* WHAT YOU NEED TO DO
Copy the data below line for line, changing nothing.

* RECORDS PROVIDED
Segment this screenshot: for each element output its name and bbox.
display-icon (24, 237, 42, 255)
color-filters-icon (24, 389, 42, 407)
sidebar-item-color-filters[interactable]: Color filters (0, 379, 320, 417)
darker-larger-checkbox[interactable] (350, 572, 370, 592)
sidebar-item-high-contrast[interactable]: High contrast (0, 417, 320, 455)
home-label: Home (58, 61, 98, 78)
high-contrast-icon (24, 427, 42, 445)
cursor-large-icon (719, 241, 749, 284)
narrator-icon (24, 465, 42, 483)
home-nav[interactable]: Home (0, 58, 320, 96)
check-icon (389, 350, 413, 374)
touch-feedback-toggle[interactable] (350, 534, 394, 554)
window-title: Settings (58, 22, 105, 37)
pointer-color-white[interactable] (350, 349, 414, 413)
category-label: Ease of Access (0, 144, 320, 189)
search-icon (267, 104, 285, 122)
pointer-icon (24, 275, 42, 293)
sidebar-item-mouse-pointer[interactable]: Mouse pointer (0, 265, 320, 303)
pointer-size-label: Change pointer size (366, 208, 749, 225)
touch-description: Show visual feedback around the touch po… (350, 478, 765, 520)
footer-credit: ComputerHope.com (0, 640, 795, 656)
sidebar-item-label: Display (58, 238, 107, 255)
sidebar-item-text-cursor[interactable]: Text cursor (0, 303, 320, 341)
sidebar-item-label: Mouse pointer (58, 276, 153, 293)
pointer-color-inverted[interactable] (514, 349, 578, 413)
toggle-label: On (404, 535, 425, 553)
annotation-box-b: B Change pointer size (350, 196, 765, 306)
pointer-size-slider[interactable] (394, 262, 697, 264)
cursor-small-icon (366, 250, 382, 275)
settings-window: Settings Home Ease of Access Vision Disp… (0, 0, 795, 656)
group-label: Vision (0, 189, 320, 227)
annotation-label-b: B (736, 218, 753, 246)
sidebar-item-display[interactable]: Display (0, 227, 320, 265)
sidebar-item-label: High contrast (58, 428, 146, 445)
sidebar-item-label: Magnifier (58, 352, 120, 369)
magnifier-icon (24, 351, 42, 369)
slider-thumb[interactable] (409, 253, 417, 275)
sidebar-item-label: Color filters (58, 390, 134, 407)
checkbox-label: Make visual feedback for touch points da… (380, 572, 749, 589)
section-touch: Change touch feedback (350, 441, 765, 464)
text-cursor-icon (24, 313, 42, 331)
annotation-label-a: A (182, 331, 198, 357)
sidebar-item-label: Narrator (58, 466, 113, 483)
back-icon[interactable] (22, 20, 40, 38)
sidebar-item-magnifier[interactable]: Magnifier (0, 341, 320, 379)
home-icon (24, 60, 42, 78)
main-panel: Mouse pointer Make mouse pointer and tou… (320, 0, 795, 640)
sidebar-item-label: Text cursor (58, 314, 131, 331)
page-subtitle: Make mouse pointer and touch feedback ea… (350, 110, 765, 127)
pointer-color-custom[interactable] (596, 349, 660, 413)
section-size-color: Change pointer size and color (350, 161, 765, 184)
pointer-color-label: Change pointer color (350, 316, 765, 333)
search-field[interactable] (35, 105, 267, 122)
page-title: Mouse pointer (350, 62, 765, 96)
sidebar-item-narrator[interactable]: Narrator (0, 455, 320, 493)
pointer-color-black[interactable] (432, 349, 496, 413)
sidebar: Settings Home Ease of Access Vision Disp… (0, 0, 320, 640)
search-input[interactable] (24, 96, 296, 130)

* RESPONSE BELOW
Segment this screenshot: for each element output its name and bbox.
display-icon (24, 237, 42, 255)
color-filters-icon (24, 389, 42, 407)
sidebar-item-color-filters[interactable]: Color filters (0, 379, 320, 417)
darker-larger-checkbox[interactable] (350, 572, 370, 592)
sidebar-item-high-contrast[interactable]: High contrast (0, 417, 320, 455)
home-label: Home (58, 61, 98, 78)
high-contrast-icon (24, 427, 42, 445)
cursor-large-icon (719, 241, 749, 284)
narrator-icon (24, 465, 42, 483)
home-nav[interactable]: Home (0, 58, 320, 96)
check-icon (389, 350, 413, 374)
touch-feedback-toggle[interactable] (350, 534, 394, 554)
window-title: Settings (58, 22, 105, 37)
pointer-color-white[interactable] (350, 349, 414, 413)
category-label: Ease of Access (0, 144, 320, 189)
search-icon (267, 104, 285, 122)
pointer-icon (24, 275, 42, 293)
sidebar-item-mouse-pointer[interactable]: Mouse pointer (0, 265, 320, 303)
pointer-size-label: Change pointer size (366, 208, 749, 225)
touch-description: Show visual feedback around the touch po… (350, 478, 765, 520)
footer-credit: ComputerHope.com (0, 640, 795, 656)
sidebar-item-label: Display (58, 238, 107, 255)
sidebar-item-text-cursor[interactable]: Text cursor (0, 303, 320, 341)
sidebar-item-label: Mouse pointer (58, 276, 153, 293)
pointer-color-inverted[interactable] (514, 349, 578, 413)
toggle-label: On (404, 535, 425, 553)
annotation-box-b: B Change pointer size (350, 196, 765, 306)
pointer-size-slider[interactable] (394, 262, 697, 264)
cursor-small-icon (366, 250, 382, 275)
settings-window: Settings Home Ease of Access Vision Disp… (0, 0, 795, 656)
group-label: Vision (0, 189, 320, 227)
annotation-label-b: B (736, 218, 753, 246)
sidebar-item-display[interactable]: Display (0, 227, 320, 265)
sidebar-item-label: High contrast (58, 428, 146, 445)
sidebar-item-label: Magnifier (58, 352, 120, 369)
magnifier-icon (24, 351, 42, 369)
slider-thumb[interactable] (409, 253, 417, 275)
sidebar-item-label: Color filters (58, 390, 134, 407)
checkbox-label: Make visual feedback for touch points da… (380, 572, 749, 589)
section-touch: Change touch feedback (350, 441, 765, 464)
text-cursor-icon (24, 313, 42, 331)
annotation-label-a: A (182, 331, 198, 357)
sidebar-item-label: Narrator (58, 466, 113, 483)
back-icon[interactable] (22, 20, 40, 38)
sidebar-item-magnifier[interactable]: Magnifier (0, 341, 320, 379)
home-icon (24, 60, 42, 78)
main-panel: Mouse pointer Make mouse pointer and tou… (320, 0, 795, 640)
sidebar-item-label: Text cursor (58, 314, 131, 331)
page-subtitle: Make mouse pointer and touch feedback ea… (350, 110, 765, 127)
pointer-color-custom[interactable] (596, 349, 660, 413)
section-size-color: Change pointer size and color (350, 161, 765, 184)
pointer-color-label: Change pointer color (350, 316, 765, 333)
search-field[interactable] (35, 105, 267, 122)
page-title: Mouse pointer (350, 62, 765, 96)
sidebar-item-narrator[interactable]: Narrator (0, 455, 320, 493)
pointer-color-black[interactable] (432, 349, 496, 413)
sidebar: Settings Home Ease of Access Vision Disp… (0, 0, 320, 640)
search-input[interactable] (24, 96, 296, 130)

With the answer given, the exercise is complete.